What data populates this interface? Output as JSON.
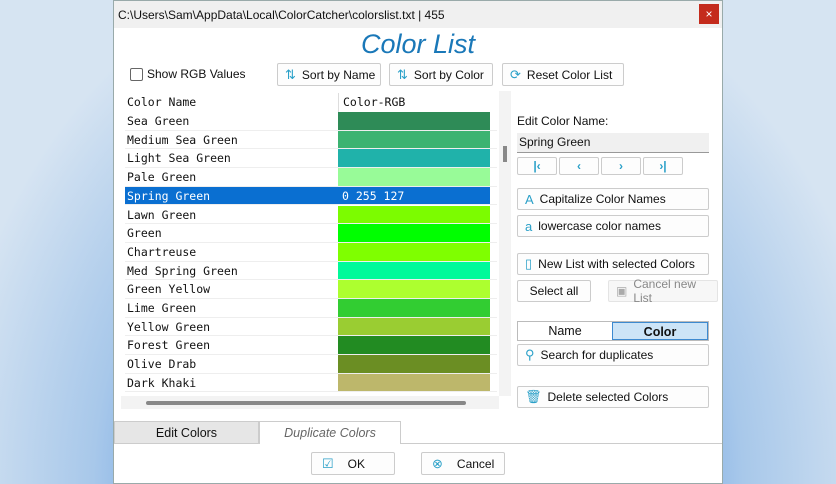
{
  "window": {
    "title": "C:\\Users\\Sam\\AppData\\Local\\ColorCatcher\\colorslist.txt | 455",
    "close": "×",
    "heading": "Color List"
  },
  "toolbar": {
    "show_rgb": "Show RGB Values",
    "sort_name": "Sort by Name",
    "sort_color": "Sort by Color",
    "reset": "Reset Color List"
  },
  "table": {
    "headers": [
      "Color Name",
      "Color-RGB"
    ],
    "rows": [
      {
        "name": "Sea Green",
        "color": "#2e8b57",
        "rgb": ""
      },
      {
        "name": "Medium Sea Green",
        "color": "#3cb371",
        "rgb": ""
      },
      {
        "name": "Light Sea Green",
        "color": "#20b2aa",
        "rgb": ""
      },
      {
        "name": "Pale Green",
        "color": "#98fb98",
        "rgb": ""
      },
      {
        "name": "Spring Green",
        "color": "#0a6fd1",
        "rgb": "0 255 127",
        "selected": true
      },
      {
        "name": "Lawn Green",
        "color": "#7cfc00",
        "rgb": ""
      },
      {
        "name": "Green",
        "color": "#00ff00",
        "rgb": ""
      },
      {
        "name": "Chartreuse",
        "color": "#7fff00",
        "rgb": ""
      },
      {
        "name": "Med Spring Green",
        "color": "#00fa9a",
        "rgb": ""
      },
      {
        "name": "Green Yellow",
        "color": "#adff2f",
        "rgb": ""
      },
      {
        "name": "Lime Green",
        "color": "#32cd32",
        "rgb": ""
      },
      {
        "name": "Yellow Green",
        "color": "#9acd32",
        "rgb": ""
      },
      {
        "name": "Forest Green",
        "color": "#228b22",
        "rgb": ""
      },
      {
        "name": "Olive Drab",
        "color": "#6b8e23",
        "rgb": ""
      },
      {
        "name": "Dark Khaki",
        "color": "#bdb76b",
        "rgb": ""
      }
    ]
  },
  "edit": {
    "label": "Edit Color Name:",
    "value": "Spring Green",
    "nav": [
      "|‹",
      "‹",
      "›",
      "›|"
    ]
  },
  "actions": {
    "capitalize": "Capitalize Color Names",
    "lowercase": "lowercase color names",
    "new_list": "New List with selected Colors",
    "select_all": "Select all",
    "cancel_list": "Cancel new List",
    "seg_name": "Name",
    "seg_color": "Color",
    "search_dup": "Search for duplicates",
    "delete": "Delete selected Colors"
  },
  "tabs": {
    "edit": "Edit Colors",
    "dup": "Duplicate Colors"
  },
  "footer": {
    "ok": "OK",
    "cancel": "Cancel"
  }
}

Aim: Look through the entries above; copy every line holding the string "Spring".

Answer to the task:
        "name": "Spring Green",
        "name": "Med Spring Green",
    "value": "Spring Green",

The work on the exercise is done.